### Goal
Repeat every record below exactly as it appears.

— start of Data provided —

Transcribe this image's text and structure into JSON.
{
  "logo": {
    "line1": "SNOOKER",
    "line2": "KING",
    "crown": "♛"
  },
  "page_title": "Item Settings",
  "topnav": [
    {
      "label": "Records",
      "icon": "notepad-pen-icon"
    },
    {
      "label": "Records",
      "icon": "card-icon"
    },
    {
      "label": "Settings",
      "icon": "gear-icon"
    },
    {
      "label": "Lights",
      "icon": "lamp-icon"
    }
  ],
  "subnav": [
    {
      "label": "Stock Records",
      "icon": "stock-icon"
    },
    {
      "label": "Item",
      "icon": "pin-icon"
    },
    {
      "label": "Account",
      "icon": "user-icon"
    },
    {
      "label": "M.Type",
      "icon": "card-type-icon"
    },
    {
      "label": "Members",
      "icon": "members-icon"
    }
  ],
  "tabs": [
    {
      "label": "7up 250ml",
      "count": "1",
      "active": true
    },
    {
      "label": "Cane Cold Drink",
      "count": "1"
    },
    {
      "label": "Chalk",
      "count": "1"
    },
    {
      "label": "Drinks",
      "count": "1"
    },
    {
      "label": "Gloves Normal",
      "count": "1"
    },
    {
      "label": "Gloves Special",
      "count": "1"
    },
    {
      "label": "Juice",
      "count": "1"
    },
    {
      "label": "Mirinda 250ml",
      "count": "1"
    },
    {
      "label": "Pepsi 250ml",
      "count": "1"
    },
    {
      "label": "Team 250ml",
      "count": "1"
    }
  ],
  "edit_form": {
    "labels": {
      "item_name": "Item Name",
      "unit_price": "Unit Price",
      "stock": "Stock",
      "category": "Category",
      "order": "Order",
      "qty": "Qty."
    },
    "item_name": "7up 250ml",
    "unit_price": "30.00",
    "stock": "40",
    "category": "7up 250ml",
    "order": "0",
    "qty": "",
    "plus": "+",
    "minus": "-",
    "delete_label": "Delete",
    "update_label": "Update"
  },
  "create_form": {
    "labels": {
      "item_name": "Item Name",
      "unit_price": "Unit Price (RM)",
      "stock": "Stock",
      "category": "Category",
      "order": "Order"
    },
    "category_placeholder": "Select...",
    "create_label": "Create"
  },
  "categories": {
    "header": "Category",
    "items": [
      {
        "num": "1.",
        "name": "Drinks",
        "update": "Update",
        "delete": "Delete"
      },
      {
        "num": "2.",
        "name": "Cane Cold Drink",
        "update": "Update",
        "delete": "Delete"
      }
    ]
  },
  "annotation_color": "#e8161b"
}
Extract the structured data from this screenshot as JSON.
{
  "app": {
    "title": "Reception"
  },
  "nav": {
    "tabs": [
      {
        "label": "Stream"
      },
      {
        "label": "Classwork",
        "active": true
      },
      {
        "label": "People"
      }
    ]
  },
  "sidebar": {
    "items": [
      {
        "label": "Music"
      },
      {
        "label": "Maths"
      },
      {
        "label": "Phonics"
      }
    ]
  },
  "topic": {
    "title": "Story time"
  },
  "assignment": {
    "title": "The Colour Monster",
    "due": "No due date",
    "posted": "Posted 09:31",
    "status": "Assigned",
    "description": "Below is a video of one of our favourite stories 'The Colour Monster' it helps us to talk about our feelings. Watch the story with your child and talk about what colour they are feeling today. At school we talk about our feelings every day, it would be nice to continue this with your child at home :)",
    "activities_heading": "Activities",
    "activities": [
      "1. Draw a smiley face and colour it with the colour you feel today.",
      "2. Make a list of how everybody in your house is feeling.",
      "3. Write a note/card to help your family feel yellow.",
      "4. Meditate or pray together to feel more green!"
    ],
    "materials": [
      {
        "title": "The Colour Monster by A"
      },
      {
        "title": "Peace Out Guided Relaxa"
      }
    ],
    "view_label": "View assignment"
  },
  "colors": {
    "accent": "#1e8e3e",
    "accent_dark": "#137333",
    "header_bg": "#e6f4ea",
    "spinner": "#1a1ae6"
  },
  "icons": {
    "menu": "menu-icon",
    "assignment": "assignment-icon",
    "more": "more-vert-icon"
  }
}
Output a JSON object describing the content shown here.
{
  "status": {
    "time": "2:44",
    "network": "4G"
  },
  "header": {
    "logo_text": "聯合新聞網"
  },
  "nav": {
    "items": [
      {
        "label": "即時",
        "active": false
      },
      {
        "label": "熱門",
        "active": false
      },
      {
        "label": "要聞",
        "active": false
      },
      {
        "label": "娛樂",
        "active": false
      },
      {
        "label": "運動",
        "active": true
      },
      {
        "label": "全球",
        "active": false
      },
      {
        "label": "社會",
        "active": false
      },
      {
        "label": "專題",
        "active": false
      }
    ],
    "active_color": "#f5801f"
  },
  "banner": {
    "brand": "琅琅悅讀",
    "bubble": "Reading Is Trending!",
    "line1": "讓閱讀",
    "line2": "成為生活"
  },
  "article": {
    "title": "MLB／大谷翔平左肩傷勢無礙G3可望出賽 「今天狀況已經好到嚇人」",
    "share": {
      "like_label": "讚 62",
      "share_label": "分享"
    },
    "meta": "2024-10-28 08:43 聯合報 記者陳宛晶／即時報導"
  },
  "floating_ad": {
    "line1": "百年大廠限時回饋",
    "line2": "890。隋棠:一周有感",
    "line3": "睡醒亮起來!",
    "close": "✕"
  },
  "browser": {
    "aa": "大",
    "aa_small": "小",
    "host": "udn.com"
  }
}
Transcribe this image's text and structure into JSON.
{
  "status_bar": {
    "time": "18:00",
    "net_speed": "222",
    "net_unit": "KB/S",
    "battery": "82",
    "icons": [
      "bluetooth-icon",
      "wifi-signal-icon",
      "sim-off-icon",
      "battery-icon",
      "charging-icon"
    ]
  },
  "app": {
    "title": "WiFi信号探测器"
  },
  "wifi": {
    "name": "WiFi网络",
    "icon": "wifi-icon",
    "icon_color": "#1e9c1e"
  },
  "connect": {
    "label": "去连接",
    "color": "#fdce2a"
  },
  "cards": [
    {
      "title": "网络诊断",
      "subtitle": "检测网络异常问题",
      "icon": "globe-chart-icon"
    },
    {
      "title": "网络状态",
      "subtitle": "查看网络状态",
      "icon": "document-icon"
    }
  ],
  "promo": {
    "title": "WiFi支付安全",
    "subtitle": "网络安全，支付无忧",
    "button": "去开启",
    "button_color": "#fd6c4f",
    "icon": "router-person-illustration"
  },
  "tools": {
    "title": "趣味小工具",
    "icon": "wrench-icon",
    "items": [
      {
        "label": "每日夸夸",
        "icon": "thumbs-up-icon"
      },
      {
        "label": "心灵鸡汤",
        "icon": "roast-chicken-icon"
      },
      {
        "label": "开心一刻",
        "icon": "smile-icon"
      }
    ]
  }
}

— end of Data provided —

### Solution to the exercise
Transcribe this image's text and structure into JSON.
{
  "logo": {
    "line1": "SNOOKER",
    "line2": "KING",
    "crown": "♛"
  },
  "page_title": "Item Settings",
  "topnav": [
    {
      "label": "Records",
      "icon": "notepad-pen-icon"
    },
    {
      "label": "Records",
      "icon": "card-icon"
    },
    {
      "label": "Settings",
      "icon": "gear-icon"
    },
    {
      "label": "Lights",
      "icon": "lamp-icon"
    }
  ],
  "subnav": [
    {
      "label": "Stock Records",
      "icon": "stock-icon"
    },
    {
      "label": "Item",
      "icon": "pin-icon"
    },
    {
      "label": "Account",
      "icon": "user-icon"
    },
    {
      "label": "M.Type",
      "icon": "card-type-icon"
    },
    {
      "label": "Members",
      "icon": "members-icon"
    }
  ],
  "tabs": [
    {
      "label": "7up 250ml",
      "count": "1",
      "active": true
    },
    {
      "label": "Cane Cold Drink",
      "count": "1"
    },
    {
      "label": "Chalk",
      "count": "1"
    },
    {
      "label": "Drinks",
      "count": "1"
    },
    {
      "label": "Gloves Normal",
      "count": "1"
    },
    {
      "label": "Gloves Special",
      "count": "1"
    },
    {
      "label": "Juice",
      "count": "1"
    },
    {
      "label": "Mirinda 250ml",
      "count": "1"
    },
    {
      "label": "Pepsi 250ml",
      "count": "1"
    },
    {
      "label": "Team 250ml",
      "count": "1"
    }
  ],
  "edit_form": {
    "labels": {
      "item_name": "Item Name",
      "unit_price": "Unit Price",
      "stock": "Stock",
      "category": "Category",
      "order": "Order",
      "qty": "Qty."
    },
    "item_name": "7up 250ml",
    "unit_price": "30.00",
    "stock": "40",
    "category": "7up 250ml",
    "order": "0",
    "qty": "",
    "plus": "+",
    "minus": "-",
    "delete_label": "Delete",
    "update_label": "Update"
  },
  "create_form": {
    "labels": {
      "item_name": "Item Name",
      "unit_price": "Unit Price (RM)",
      "stock": "Stock",
      "category": "Category",
      "order": "Order"
    },
    "category_placeholder": "Select...",
    "create_label": "Create"
  },
  "categories": {
    "header": "Category",
    "items": [
      {
        "num": "1.",
        "name": "Drinks",
        "update": "Update",
        "delete": "Delete"
      },
      {
        "num": "2.",
        "name": "Cane Cold Drink",
        "update": "Update",
        "delete": "Delete"
      }
    ]
  },
  "annotation_color": "#e8161b"
}
Extract the structured data from this screenshot as JSON.
{
  "app": {
    "title": "Reception"
  },
  "nav": {
    "tabs": [
      {
        "label": "Stream"
      },
      {
        "label": "Classwork",
        "active": true
      },
      {
        "label": "People"
      }
    ]
  },
  "sidebar": {
    "items": [
      {
        "label": "Music"
      },
      {
        "label": "Maths"
      },
      {
        "label": "Phonics"
      }
    ]
  },
  "topic": {
    "title": "Story time"
  },
  "assignment": {
    "title": "The Colour Monster",
    "due": "No due date",
    "posted": "Posted 09:31",
    "status": "Assigned",
    "description": "Below is a video of one of our favourite stories 'The Colour Monster' it helps us to talk about our feelings. Watch the story with your child and talk about what colour they are feeling today. At school we talk about our feelings every day, it would be nice to continue this with your child at home :)",
    "activities_heading": "Activities",
    "activities": [
      "1. Draw a smiley face and colour it with the colour you feel today.",
      "2. Make a list of how everybody in your house is feeling.",
      "3. Write a note/card to help your family feel yellow.",
      "4. Meditate or pray together to feel more green!"
    ],
    "materials": [
      {
        "title": "The Colour Monster by A"
      },
      {
        "title": "Peace Out Guided Relaxa"
      }
    ],
    "view_label": "View assignment"
  },
  "colors": {
    "accent": "#1e8e3e",
    "accent_dark": "#137333",
    "header_bg": "#e6f4ea",
    "spinner": "#1a1ae6"
  },
  "icons": {
    "menu": "menu-icon",
    "assignment": "assignment-icon",
    "more": "more-vert-icon"
  }
}
Output a JSON object describing the content shown here.
{
  "status": {
    "time": "2:44",
    "network": "4G"
  },
  "header": {
    "logo_text": "聯合新聞網"
  },
  "nav": {
    "items": [
      {
        "label": "即時",
        "active": false
      },
      {
        "label": "熱門",
        "active": false
      },
      {
        "label": "要聞",
        "active": false
      },
      {
        "label": "娛樂",
        "active": false
      },
      {
        "label": "運動",
        "active": true
      },
      {
        "label": "全球",
        "active": false
      },
      {
        "label": "社會",
        "active": false
      },
      {
        "label": "專題",
        "active": false
      }
    ],
    "active_color": "#f5801f"
  },
  "banner": {
    "brand": "琅琅悅讀",
    "bubble": "Reading Is Trending!",
    "line1": "讓閱讀",
    "line2": "成為生活"
  },
  "article": {
    "title": "MLB／大谷翔平左肩傷勢無礙G3可望出賽 「今天狀況已經好到嚇人」",
    "share": {
      "like_label": "讚 62",
      "share_label": "分享"
    },
    "meta": "2024-10-28 08:43 聯合報 記者陳宛晶／即時報導"
  },
  "floating_ad": {
    "line1": "百年大廠限時回饋",
    "line2": "890。隋棠:一周有感",
    "line3": "睡醒亮起來!",
    "close": "✕"
  },
  "browser": {
    "aa": "大",
    "aa_small": "小",
    "host": "udn.com"
  }
}
Transcribe this image's text and structure into JSON.
{
  "status_bar": {
    "time": "18:00",
    "net_speed": "222",
    "net_unit": "KB/S",
    "battery": "82",
    "icons": [
      "bluetooth-icon",
      "wifi-signal-icon",
      "sim-off-icon",
      "battery-icon",
      "charging-icon"
    ]
  },
  "app": {
    "title": "WiFi信号探测器"
  },
  "wifi": {
    "name": "WiFi网络",
    "icon": "wifi-icon",
    "icon_color": "#1e9c1e"
  },
  "connect": {
    "label": "去连接",
    "color": "#fdce2a"
  },
  "cards": [
    {
      "title": "网络诊断",
      "subtitle": "检测网络异常问题",
      "icon": "globe-chart-icon"
    },
    {
      "title": "网络状态",
      "subtitle": "查看网络状态",
      "icon": "document-icon"
    }
  ],
  "promo": {
    "title": "WiFi支付安全",
    "subtitle": "网络安全，支付无忧",
    "button": "去开启",
    "button_color": "#fd6c4f",
    "icon": "router-person-illustration"
  },
  "tools": {
    "title": "趣味小工具",
    "icon": "wrench-icon",
    "items": [
      {
        "label": "每日夸夸",
        "icon": "thumbs-up-icon"
      },
      {
        "label": "心灵鸡汤",
        "icon": "roast-chicken-icon"
      },
      {
        "label": "开心一刻",
        "icon": "smile-icon"
      }
    ]
  }
}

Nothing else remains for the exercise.